[Dataset items]
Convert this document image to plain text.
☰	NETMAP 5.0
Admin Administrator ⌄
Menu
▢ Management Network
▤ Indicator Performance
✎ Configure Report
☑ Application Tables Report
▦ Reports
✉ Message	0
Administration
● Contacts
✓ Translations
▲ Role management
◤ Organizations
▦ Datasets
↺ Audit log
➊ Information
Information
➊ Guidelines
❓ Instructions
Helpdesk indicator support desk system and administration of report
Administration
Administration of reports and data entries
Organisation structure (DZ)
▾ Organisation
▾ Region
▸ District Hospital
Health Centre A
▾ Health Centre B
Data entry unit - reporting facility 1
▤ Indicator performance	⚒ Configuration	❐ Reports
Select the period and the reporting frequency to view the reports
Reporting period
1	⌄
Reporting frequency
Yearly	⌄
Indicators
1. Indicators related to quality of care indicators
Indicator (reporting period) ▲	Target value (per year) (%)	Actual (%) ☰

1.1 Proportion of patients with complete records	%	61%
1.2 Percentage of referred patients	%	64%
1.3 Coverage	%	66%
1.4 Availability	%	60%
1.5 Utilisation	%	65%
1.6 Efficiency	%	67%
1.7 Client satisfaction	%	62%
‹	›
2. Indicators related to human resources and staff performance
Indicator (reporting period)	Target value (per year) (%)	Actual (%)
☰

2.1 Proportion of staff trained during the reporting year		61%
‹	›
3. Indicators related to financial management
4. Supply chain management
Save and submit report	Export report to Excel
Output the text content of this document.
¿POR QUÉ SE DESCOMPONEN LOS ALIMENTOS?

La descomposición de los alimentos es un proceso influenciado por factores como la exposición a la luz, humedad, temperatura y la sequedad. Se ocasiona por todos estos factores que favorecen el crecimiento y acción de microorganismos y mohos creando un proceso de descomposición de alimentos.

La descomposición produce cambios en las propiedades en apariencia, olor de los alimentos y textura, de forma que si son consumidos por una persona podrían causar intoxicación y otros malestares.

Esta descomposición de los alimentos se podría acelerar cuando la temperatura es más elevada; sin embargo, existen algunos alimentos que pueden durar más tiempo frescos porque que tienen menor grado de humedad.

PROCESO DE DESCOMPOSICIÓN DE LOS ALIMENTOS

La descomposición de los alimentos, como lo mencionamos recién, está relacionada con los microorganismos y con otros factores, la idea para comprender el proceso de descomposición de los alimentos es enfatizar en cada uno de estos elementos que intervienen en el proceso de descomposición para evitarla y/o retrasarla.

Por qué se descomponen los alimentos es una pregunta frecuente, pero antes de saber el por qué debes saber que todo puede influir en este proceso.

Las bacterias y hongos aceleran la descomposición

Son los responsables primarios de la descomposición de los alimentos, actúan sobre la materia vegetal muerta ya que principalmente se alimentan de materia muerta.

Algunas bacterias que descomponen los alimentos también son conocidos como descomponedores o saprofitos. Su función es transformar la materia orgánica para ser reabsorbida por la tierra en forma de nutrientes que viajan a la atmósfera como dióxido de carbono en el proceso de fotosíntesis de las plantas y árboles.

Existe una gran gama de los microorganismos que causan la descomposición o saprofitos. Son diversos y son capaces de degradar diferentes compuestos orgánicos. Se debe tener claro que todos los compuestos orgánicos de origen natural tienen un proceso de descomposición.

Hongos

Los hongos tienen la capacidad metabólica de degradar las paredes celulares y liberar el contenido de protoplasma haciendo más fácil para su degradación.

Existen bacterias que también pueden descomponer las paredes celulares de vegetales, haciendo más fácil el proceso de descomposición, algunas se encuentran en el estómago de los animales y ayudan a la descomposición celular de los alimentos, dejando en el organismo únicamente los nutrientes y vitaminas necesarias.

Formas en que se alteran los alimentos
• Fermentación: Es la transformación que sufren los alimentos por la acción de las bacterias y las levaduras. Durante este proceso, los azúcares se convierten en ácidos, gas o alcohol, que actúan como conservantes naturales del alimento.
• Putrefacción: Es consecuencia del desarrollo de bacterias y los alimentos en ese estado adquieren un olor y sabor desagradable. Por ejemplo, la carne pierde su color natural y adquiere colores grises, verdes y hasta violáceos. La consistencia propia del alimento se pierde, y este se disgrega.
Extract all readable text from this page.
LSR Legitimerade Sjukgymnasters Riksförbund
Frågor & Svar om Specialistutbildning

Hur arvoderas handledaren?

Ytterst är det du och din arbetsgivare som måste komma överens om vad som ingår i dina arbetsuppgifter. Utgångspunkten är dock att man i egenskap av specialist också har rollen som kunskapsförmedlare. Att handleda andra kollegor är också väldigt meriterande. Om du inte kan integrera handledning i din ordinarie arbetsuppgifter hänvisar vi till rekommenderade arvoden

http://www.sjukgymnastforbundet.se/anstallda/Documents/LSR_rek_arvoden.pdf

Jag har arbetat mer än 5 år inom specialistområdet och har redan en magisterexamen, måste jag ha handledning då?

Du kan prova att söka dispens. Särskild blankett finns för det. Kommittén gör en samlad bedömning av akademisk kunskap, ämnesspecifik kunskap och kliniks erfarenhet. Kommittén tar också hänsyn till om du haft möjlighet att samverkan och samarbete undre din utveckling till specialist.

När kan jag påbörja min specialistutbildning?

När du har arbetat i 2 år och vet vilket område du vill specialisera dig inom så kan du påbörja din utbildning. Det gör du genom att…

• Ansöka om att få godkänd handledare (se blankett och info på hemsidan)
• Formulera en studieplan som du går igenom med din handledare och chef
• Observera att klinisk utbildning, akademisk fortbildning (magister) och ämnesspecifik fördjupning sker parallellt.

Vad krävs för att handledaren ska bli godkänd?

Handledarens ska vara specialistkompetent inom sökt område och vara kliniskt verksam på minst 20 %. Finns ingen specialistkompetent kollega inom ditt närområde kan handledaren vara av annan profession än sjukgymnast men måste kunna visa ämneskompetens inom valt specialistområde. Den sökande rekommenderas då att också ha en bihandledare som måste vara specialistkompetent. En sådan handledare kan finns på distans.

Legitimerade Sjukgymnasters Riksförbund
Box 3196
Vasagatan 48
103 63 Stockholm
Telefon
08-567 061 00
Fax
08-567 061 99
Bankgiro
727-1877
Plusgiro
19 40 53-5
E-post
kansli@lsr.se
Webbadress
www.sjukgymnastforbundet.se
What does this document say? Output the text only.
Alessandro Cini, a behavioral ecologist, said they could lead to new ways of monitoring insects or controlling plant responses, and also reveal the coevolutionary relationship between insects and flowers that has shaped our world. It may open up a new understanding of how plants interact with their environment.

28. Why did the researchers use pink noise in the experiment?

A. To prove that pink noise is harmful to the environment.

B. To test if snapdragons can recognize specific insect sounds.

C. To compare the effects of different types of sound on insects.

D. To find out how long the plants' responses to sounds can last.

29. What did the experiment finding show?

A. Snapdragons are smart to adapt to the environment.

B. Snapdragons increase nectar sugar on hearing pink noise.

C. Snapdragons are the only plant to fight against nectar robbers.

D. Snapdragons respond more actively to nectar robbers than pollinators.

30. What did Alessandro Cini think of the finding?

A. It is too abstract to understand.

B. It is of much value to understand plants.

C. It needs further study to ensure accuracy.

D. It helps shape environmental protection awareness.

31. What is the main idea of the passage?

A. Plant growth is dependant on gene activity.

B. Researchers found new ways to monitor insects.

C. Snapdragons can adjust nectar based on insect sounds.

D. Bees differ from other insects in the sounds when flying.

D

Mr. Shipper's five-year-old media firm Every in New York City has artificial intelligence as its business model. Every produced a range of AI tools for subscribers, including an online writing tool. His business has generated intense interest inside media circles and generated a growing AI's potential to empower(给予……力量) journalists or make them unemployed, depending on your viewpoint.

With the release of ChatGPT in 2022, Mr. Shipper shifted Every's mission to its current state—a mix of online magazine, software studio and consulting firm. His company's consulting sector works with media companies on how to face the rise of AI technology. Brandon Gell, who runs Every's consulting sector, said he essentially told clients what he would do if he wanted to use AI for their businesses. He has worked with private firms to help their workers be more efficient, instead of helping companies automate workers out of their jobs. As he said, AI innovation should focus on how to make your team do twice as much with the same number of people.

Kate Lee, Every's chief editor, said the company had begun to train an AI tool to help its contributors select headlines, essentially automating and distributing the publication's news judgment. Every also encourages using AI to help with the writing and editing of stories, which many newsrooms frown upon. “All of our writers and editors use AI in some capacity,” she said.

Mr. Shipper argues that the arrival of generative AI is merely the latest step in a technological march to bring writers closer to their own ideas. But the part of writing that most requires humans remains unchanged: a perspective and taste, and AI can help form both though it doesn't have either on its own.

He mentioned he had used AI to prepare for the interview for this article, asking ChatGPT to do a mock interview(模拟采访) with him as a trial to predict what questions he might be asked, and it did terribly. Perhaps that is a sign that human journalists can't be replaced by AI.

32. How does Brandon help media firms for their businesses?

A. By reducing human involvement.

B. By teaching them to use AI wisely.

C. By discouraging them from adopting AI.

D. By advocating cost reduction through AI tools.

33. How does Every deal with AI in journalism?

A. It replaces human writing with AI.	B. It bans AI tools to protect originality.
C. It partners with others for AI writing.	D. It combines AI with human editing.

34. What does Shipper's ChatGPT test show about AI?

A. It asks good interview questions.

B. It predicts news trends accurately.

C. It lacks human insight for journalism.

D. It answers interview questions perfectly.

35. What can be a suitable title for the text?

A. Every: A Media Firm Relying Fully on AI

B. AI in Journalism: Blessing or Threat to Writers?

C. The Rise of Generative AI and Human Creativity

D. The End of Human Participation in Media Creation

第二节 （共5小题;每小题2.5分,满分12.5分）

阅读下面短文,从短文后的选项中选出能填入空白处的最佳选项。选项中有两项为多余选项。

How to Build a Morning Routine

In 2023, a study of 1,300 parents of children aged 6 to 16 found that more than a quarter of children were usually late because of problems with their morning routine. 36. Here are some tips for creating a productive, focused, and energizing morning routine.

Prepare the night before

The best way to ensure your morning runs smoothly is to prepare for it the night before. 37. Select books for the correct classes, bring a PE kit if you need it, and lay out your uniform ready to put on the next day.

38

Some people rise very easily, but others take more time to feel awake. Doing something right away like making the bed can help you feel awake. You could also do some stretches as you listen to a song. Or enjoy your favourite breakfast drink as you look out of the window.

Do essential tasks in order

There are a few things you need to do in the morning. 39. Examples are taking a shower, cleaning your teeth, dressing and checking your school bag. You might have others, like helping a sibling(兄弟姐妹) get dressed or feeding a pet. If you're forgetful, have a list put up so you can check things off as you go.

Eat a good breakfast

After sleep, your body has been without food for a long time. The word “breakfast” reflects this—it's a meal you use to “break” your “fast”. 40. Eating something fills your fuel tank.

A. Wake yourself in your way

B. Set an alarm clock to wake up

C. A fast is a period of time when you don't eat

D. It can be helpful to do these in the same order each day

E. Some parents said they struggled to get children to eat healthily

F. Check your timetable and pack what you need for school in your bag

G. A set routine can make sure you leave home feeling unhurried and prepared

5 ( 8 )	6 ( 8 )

Task to complete » Find every line in the records above that holds the word "paredes", and copy each one.

Answer space »
Los hongos tienen la capacidad metabólica de degradar las paredes celulares y liberar el contenido de protoplasma haciendo más fácil para su degradación.
Existen bacterias que también pueden descomponer las paredes celulares de vegetales, haciendo más fácil el proceso de descomposición, algunas se encuentran en el estómago de los animales y ayudan a la descomposición celular de los alimentos, dejando en el organismo únicamente los nutrientes y vitaminas necesarias.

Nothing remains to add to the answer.